◆ WORK TO COMPLETE ◆
The records follow. Transcribe only the lines from the line containing "Transcribe this image's" through the end, both ends included, and leave out the pictures.

(Rows from a figure dataset)
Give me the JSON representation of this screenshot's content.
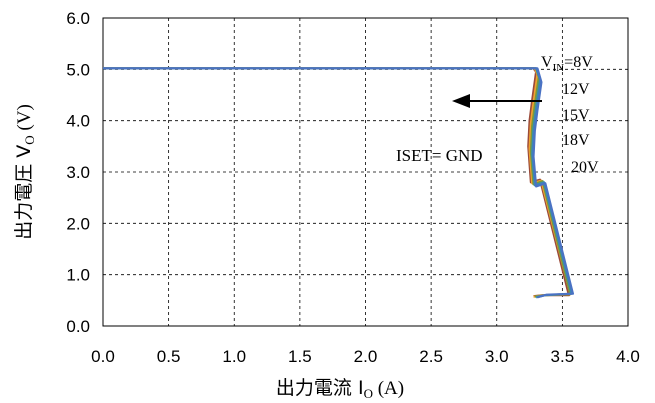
{
  "chart_data": {
    "type": "line",
    "xlabel": "出力電流 Io (A)",
    "xlabel_parts": {
      "main": "出力電流 I",
      "sub": "O",
      "unit": " (A)"
    },
    "ylabel": "出力電圧 Vo (V)",
    "ylabel_parts": {
      "main": "出力電圧  V",
      "sub": "O",
      "unit": " (V)"
    },
    "xlim": [
      0.0,
      4.0
    ],
    "ylim": [
      0.0,
      6.0
    ],
    "xticks": [
      "0.0",
      "0.5",
      "1.0",
      "1.5",
      "2.0",
      "2.5",
      "3.0",
      "3.5",
      "4.0"
    ],
    "yticks": [
      "0.0",
      "1.0",
      "2.0",
      "3.0",
      "4.0",
      "5.0",
      "6.0"
    ],
    "grid": "dashed",
    "series_labels": {
      "vin_prefix": "V",
      "vin_sub": "IN",
      "first": "=8V",
      "others": [
        "12V",
        "15V",
        "18V",
        "20V"
      ]
    },
    "annotation": "ISET= GND",
    "series": [
      {
        "name": "8V",
        "color": "#9B4A3A",
        "x": [
          0.0,
          0.5,
          3.28,
          3.3,
          3.27,
          3.25,
          3.24,
          3.26,
          3.33,
          3.55,
          3.35,
          3.28
        ],
        "y": [
          5.02,
          5.02,
          5.02,
          4.95,
          4.4,
          4.0,
          3.5,
          2.8,
          2.85,
          0.6,
          0.6,
          0.58
        ]
      },
      {
        "name": "12V",
        "color": "#F0A030",
        "x": [
          0.0,
          0.5,
          3.29,
          3.31,
          3.28,
          3.26,
          3.25,
          3.27,
          3.34,
          3.56,
          3.36,
          3.28
        ],
        "y": [
          5.02,
          5.02,
          5.02,
          4.9,
          4.35,
          3.95,
          3.45,
          2.78,
          2.83,
          0.62,
          0.6,
          0.57
        ]
      },
      {
        "name": "15V",
        "color": "#7A9A3A",
        "x": [
          0.0,
          0.5,
          3.3,
          3.32,
          3.29,
          3.27,
          3.26,
          3.28,
          3.35,
          3.56,
          3.37,
          3.29
        ],
        "y": [
          5.02,
          5.02,
          5.02,
          4.85,
          4.3,
          3.9,
          3.4,
          2.76,
          2.82,
          0.62,
          0.6,
          0.57
        ]
      },
      {
        "name": "18V",
        "color": "#3A8AB0",
        "x": [
          0.0,
          0.5,
          3.3,
          3.33,
          3.3,
          3.28,
          3.27,
          3.29,
          3.36,
          3.57,
          3.37,
          3.3
        ],
        "y": [
          5.02,
          5.02,
          5.02,
          4.8,
          4.25,
          3.85,
          3.35,
          2.74,
          2.8,
          0.63,
          0.6,
          0.56
        ]
      },
      {
        "name": "20V",
        "color": "#4A72C4",
        "x": [
          0.0,
          0.5,
          3.31,
          3.34,
          3.31,
          3.29,
          3.28,
          3.3,
          3.37,
          3.58,
          3.38,
          3.31
        ],
        "y": [
          5.02,
          5.02,
          5.02,
          4.75,
          4.2,
          3.8,
          3.3,
          2.72,
          2.78,
          0.63,
          0.61,
          0.56
        ]
      }
    ]
  }
}
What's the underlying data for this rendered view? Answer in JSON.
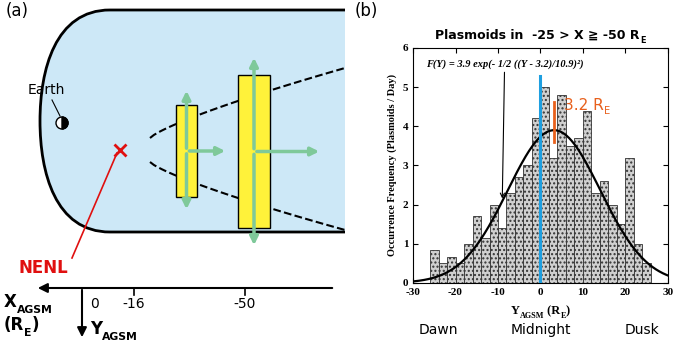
{
  "diagram": {
    "panel_label": "(a)",
    "earth": "Earth",
    "nenl": "NENL",
    "x_axis": {
      "label": [
        "X",
        [
          "AGSM"
        ]
      ],
      "unit": [
        "(R",
        [
          "E"
        ],
        ")"
      ],
      "ticks": [
        0,
        -16,
        -50
      ]
    },
    "y_axis": {
      "label": [
        "Y",
        [
          "AGSM"
        ]
      ]
    }
  },
  "chart_data": {
    "type": "bar",
    "panel_label": "(b)",
    "title": [
      "Plasmoids in  -25 > X ≧ -50 R",
      [
        "E"
      ]
    ],
    "xlabel": [
      "Y",
      [
        "AGSM"
      ],
      " (R",
      [
        "E"
      ],
      ")"
    ],
    "ylabel": "Occurrence Frequency (Plasmoids / Day)",
    "bins": [
      -26,
      -24,
      -22,
      -20,
      -18,
      -16,
      -14,
      -12,
      -10,
      -8,
      -6,
      -4,
      -2,
      0,
      2,
      4,
      6,
      8,
      10,
      12,
      14,
      16,
      18,
      20,
      22,
      24,
      26
    ],
    "values": [
      0.85,
      0.5,
      0.65,
      0.5,
      1.0,
      1.7,
      1.15,
      2.0,
      1.4,
      2.3,
      2.7,
      3.0,
      4.2,
      5.0,
      3.2,
      4.8,
      3.5,
      3.7,
      4.4,
      2.3,
      2.6,
      2.0,
      1.5,
      3.2,
      1.0,
      0.5
    ],
    "color": "#d0d0d0",
    "xlim": [
      -30,
      30
    ],
    "xticks": [
      -30,
      -20,
      -10,
      0,
      10,
      20,
      30
    ],
    "ylim": [
      0,
      6
    ],
    "yticks": [
      0,
      1,
      2,
      3,
      4,
      5,
      6
    ],
    "fit": {
      "label": "F(Y) = 3.9 exp(- 1/2 ((Y - 3.2)/10.9)²)",
      "amplitude": 3.9,
      "mean": 3.2,
      "sigma": 10.9,
      "color": "#000000"
    },
    "lines": [
      {
        "x": 0,
        "color": "#1e9fe0"
      },
      {
        "x": 3.2,
        "color": "#e8601c",
        "label": [
          "3.2 R",
          [
            "E"
          ]
        ]
      }
    ],
    "region_labels": [
      "Dawn",
      "Midnight",
      "Dusk"
    ]
  }
}
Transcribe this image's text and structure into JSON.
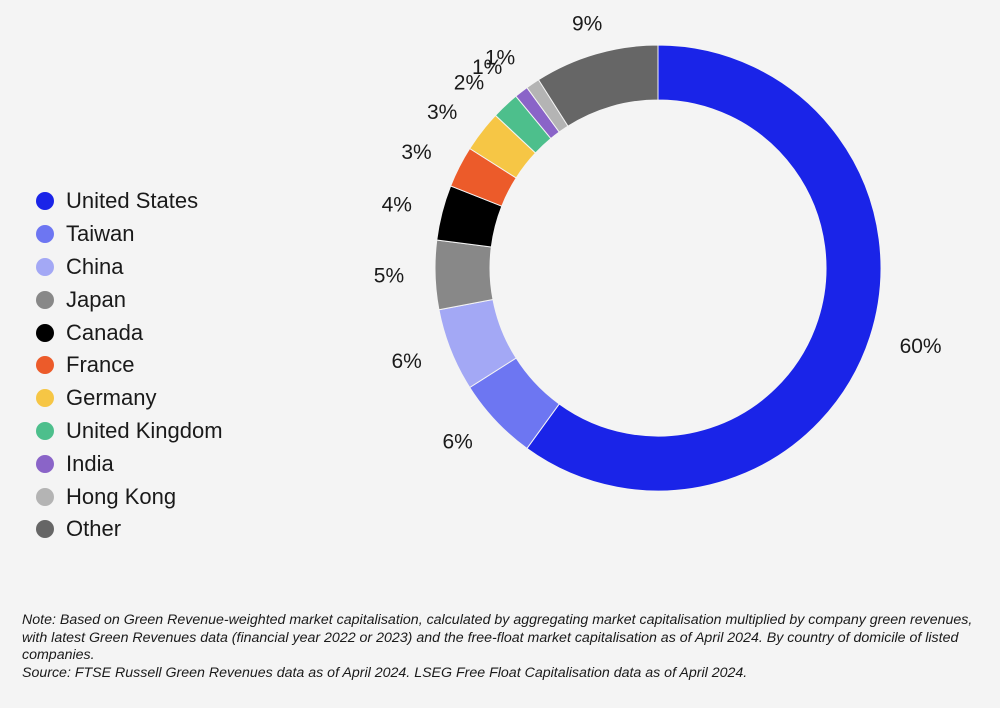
{
  "chart_data": {
    "type": "pie",
    "donut": true,
    "legend_position": "left",
    "slices": [
      {
        "name": "United States",
        "value": 60,
        "label": "60%",
        "color": "#1a24e8"
      },
      {
        "name": "Taiwan",
        "value": 6,
        "label": "6%",
        "color": "#6d76f2"
      },
      {
        "name": "China",
        "value": 6,
        "label": "6%",
        "color": "#a3a8f5"
      },
      {
        "name": "Japan",
        "value": 5,
        "label": "5%",
        "color": "#888888"
      },
      {
        "name": "Canada",
        "value": 4,
        "label": "4%",
        "color": "#000000"
      },
      {
        "name": "France",
        "value": 3,
        "label": "3%",
        "color": "#ec5b2a"
      },
      {
        "name": "Germany",
        "value": 3,
        "label": "3%",
        "color": "#f6c645"
      },
      {
        "name": "United Kingdom",
        "value": 2,
        "label": "2%",
        "color": "#4dbf8c"
      },
      {
        "name": "India",
        "value": 1,
        "label": "1%",
        "color": "#8a64c8"
      },
      {
        "name": "Hong Kong",
        "value": 1,
        "label": "1%",
        "color": "#b4b4b4"
      },
      {
        "name": "Other",
        "value": 9,
        "label": "9%",
        "color": "#666666"
      }
    ]
  },
  "notes": {
    "note": "Note: Based on Green Revenue-weighted market capitalisation, calculated by aggregating market capitalisation multiplied by company green revenues, with latest Green Revenues data (financial year 2022 or 2023) and the free-float market capitalisation as of April 2024. By country of domicile of listed companies.",
    "source": "Source: FTSE Russell Green Revenues data as of April 2024. LSEG Free Float Capitalisation data as of April 2024."
  }
}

◆ ANSWER ◆
Transcribe this image's text and structure into JSON.
{
  "chart_data": {
    "type": "pie",
    "donut": true,
    "legend_position": "left",
    "slices": [
      {
        "name": "United States",
        "value": 60,
        "label": "60%",
        "color": "#1a24e8"
      },
      {
        "name": "Taiwan",
        "value": 6,
        "label": "6%",
        "color": "#6d76f2"
      },
      {
        "name": "China",
        "value": 6,
        "label": "6%",
        "color": "#a3a8f5"
      },
      {
        "name": "Japan",
        "value": 5,
        "label": "5%",
        "color": "#888888"
      },
      {
        "name": "Canada",
        "value": 4,
        "label": "4%",
        "color": "#000000"
      },
      {
        "name": "France",
        "value": 3,
        "label": "3%",
        "color": "#ec5b2a"
      },
      {
        "name": "Germany",
        "value": 3,
        "label": "3%",
        "color": "#f6c645"
      },
      {
        "name": "United Kingdom",
        "value": 2,
        "label": "2%",
        "color": "#4dbf8c"
      },
      {
        "name": "India",
        "value": 1,
        "label": "1%",
        "color": "#8a64c8"
      },
      {
        "name": "Hong Kong",
        "value": 1,
        "label": "1%",
        "color": "#b4b4b4"
      },
      {
        "name": "Other",
        "value": 9,
        "label": "9%",
        "color": "#666666"
      }
    ]
  },
  "notes": {
    "note": "Note: Based on Green Revenue-weighted market capitalisation, calculated by aggregating market capitalisation multiplied by company green revenues, with latest Green Revenues data (financial year 2022 or 2023) and the free-float market capitalisation as of April 2024. By country of domicile of listed companies.",
    "source": "Source: FTSE Russell Green Revenues data as of April 2024. LSEG Free Float Capitalisation data as of April 2024."
  }
}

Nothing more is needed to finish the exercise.